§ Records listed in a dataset
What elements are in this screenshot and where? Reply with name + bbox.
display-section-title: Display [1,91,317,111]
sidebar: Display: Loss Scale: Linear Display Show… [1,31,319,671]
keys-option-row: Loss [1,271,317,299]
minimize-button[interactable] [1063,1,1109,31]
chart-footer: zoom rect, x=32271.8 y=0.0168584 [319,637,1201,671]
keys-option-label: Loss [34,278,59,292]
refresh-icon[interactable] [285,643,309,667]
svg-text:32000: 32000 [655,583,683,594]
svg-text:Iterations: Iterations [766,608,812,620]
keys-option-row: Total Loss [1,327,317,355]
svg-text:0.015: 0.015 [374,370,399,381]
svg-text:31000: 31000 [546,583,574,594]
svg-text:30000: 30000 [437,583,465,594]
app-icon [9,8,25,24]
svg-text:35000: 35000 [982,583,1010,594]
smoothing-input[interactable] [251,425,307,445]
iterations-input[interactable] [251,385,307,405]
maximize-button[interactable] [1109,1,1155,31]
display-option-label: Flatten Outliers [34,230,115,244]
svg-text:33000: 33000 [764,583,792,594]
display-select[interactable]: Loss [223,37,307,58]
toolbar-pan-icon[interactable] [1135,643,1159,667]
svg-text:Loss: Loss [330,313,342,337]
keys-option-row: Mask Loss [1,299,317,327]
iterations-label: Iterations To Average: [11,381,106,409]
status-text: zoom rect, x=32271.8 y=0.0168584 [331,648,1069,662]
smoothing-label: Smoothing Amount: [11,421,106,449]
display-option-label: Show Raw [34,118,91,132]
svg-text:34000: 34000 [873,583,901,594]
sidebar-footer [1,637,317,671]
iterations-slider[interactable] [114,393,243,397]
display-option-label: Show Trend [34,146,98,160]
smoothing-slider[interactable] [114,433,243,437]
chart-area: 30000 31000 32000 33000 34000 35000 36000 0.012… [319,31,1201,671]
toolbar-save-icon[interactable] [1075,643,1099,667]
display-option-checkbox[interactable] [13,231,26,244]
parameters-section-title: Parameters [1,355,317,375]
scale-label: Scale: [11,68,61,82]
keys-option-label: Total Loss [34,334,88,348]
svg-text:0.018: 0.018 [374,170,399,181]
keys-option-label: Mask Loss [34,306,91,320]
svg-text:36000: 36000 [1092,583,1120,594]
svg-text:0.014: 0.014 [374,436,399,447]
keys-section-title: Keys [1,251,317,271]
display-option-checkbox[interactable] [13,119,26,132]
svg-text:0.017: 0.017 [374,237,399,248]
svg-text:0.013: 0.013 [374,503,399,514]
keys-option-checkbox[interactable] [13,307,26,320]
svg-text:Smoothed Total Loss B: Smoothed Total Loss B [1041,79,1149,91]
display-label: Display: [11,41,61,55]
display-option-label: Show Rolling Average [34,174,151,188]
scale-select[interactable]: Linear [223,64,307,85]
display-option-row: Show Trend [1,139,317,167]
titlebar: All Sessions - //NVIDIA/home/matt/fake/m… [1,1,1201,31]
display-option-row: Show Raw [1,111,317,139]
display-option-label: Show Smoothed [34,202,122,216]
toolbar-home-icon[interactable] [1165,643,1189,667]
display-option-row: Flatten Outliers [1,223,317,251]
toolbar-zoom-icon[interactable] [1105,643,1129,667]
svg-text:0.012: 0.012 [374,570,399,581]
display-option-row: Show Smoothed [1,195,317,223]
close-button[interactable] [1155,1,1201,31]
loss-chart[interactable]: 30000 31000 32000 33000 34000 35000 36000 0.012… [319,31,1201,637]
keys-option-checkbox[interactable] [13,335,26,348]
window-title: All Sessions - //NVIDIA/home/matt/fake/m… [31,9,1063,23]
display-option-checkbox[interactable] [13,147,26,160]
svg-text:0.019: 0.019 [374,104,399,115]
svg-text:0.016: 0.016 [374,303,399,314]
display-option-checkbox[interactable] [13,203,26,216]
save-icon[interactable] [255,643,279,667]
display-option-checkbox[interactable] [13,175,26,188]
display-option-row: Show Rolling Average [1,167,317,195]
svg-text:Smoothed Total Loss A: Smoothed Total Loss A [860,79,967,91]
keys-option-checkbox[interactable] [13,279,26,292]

...

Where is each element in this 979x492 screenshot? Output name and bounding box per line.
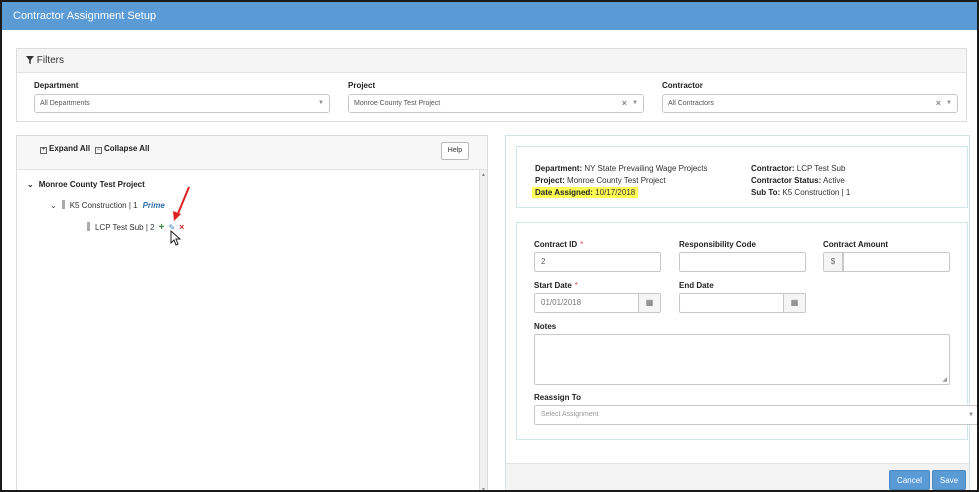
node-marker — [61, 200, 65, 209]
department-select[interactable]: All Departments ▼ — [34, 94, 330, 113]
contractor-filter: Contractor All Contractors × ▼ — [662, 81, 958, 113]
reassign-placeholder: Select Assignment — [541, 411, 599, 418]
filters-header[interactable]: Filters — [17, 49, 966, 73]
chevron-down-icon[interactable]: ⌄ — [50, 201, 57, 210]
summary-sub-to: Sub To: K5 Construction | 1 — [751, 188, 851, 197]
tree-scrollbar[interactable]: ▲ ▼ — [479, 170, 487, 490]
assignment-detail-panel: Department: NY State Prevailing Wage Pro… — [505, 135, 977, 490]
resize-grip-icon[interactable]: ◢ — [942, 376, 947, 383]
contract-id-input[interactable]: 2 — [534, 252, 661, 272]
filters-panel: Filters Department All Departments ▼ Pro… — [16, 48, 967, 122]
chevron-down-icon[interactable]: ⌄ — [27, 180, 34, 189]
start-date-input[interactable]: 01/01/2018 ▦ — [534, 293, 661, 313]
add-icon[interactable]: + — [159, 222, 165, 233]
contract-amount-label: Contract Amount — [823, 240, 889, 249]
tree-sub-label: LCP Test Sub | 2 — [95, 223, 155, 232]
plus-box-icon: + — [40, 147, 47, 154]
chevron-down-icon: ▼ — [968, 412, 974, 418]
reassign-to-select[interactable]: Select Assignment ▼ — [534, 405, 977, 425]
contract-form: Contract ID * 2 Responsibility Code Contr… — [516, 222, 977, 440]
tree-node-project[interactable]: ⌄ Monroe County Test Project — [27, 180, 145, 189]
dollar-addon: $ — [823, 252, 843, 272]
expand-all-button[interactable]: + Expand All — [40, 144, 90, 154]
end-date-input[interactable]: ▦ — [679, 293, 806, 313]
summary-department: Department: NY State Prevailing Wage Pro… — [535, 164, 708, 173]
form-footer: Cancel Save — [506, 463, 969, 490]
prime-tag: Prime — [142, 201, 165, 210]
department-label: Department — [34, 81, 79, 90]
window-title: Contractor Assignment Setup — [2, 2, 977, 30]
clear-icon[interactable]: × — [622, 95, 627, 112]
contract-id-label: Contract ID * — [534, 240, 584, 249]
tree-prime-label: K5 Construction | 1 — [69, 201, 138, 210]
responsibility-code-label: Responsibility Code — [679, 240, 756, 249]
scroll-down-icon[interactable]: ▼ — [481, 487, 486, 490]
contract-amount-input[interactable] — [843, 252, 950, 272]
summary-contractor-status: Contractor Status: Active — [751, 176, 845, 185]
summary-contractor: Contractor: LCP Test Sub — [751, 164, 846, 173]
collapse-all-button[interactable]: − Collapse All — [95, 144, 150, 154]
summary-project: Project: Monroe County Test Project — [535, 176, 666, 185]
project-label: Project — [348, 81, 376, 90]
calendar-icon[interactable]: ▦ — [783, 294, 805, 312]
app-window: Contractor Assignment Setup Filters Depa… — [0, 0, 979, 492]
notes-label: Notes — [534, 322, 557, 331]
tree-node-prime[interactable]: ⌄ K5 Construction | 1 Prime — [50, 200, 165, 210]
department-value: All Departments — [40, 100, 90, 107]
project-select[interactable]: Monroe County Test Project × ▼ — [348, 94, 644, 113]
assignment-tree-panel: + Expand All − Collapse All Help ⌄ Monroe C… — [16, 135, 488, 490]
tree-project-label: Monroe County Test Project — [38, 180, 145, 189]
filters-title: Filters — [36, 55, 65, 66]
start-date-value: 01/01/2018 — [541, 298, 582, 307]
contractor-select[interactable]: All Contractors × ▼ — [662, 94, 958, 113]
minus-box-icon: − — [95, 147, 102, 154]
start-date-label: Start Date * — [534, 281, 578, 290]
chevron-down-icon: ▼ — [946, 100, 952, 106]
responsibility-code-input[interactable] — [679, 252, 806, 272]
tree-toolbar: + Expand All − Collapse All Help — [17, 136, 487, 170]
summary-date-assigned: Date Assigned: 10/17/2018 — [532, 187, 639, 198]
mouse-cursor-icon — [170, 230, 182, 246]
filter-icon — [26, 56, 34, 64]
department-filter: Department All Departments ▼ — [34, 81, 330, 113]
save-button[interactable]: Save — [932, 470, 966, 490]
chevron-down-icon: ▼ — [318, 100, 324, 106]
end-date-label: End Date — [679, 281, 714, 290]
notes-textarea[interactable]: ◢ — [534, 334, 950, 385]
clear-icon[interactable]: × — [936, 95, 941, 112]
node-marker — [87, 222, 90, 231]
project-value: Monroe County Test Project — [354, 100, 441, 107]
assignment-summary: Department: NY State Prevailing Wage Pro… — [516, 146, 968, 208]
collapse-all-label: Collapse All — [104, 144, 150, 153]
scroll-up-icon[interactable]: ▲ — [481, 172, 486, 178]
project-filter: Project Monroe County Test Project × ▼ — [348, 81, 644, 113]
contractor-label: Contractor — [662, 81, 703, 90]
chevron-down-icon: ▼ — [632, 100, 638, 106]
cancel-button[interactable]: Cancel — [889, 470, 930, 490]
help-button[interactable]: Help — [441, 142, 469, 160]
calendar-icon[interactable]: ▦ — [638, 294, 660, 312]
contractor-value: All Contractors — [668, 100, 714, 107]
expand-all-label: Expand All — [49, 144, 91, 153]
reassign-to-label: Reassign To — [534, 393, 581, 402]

§ Do this
Render the records as a numbered list, leaving out any blank lines, starting with the line containing "node-marker — [61, 200, 65, 209]" and going on through the line containing "chevron-down-icon[interactable]: ⌄ — [27, 180, 34, 189]". Include only those lines.

§ Correct result
1. node-marker — [61, 200, 65, 209]
2. department-select[interactable]: All Departments ▼ — [34, 94, 330, 113]
3. contractor-filter: Contractor All Contractors × ▼ — [662, 81, 958, 113]
4. reassign-placeholder: Select Assignment — [541, 411, 599, 418]
5. filters-header[interactable]: Filters — [17, 49, 966, 73]
6. chevron-down-icon[interactable]: ⌄ — [50, 201, 57, 210]
7. summary-sub-to: Sub To: K5 Construction | 1 — [751, 188, 851, 197]
8. tree-scrollbar[interactable]: ▲ ▼ — [479, 170, 487, 490]
9. assignment-detail-panel: Department: NY State Prevailing Wage Pro… — [505, 135, 977, 490]
10. resize-grip-icon[interactable]: ◢ — [942, 376, 947, 383]
11. contract-id-input[interactable]: 2 — [534, 252, 661, 272]
12. filters-panel: Filters Department All Departments ▼ Pro… — [16, 48, 967, 122]
13. chevron-down-icon[interactable]: ⌄ — [27, 180, 34, 189]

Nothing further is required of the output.